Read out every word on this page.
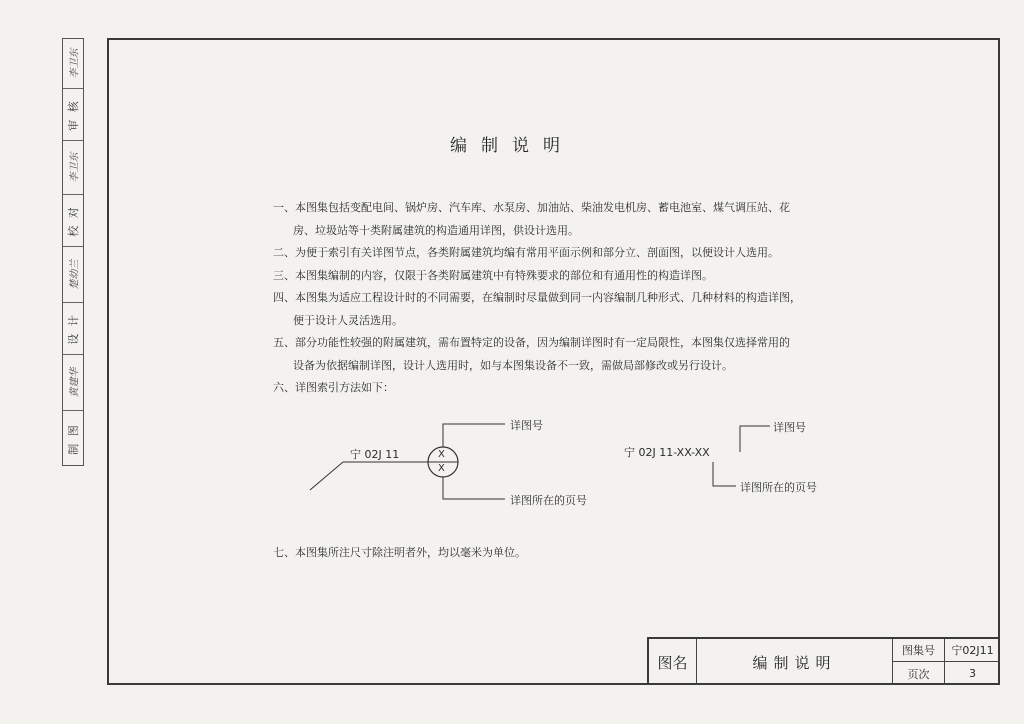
李卫东
审 核
李卫东
校 对
楚幼兰
设 计
黄建华
制 图
编制说明
一、本图集包括变配电间、锅炉房、汽车库、水泵房、加油站、柴油发电机房、蓄电池室、煤气调压站、花
房、垃圾站等十类附属建筑的构造通用详图，供设计选用。
二、为便于索引有关详图节点，各类附属建筑均编有常用平面示例和部分立、剖面图，以便设计人选用。
三、本图集编制的内容，仅限于各类附属建筑中有特殊要求的部位和有通用性的构造详图。
四、本图集为适应工程设计时的不同需要，在编制时尽量做到同一内容编制几种形式、几种材料的构造详图，
便于设计人灵活选用。
五、部分功能性较强的附属建筑，需布置特定的设备，因为编制详图时有一定局限性，本图集仅选择常用的
设备为依据编制详图，设计人选用时，如与本图集设备不一致，需做局部修改或另行设计。
六、详图索引方法如下：
宁 02J 11	X
X
详图号
详图所在的页号
宁 02J 11-XX-XX
详图号
详图所在的页号
七、本图集所注尺寸除注明者外，均以毫米为单位。
图名	编制说明
图集号	宁02J11
页次	3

▸ **WORK INSTRUCTIONS**
Without including any picture, repeat the data exactly.

▸ **EXERCISE OUTPUT**
Read out every word on this page.
李卫东
审 核
李卫东
校 对
楚幼兰
设 计
黄建华
制 图
编制说明
一、本图集包括变配电间、锅炉房、汽车库、水泵房、加油站、柴油发电机房、蓄电池室、煤气调压站、花
房、垃圾站等十类附属建筑的构造通用详图，供设计选用。
二、为便于索引有关详图节点，各类附属建筑均编有常用平面示例和部分立、剖面图，以便设计人选用。
三、本图集编制的内容，仅限于各类附属建筑中有特殊要求的部位和有通用性的构造详图。
四、本图集为适应工程设计时的不同需要，在编制时尽量做到同一内容编制几种形式、几种材料的构造详图，
便于设计人灵活选用。
五、部分功能性较强的附属建筑，需布置特定的设备，因为编制详图时有一定局限性，本图集仅选择常用的
设备为依据编制详图，设计人选用时，如与本图集设备不一致，需做局部修改或另行设计。
六、详图索引方法如下：
宁 02J 11	X
X
详图号
详图所在的页号
宁 02J 11-XX-XX
详图号
详图所在的页号
七、本图集所注尺寸除注明者外，均以毫米为单位。
图名	编制说明
图集号	宁02J11
页次	3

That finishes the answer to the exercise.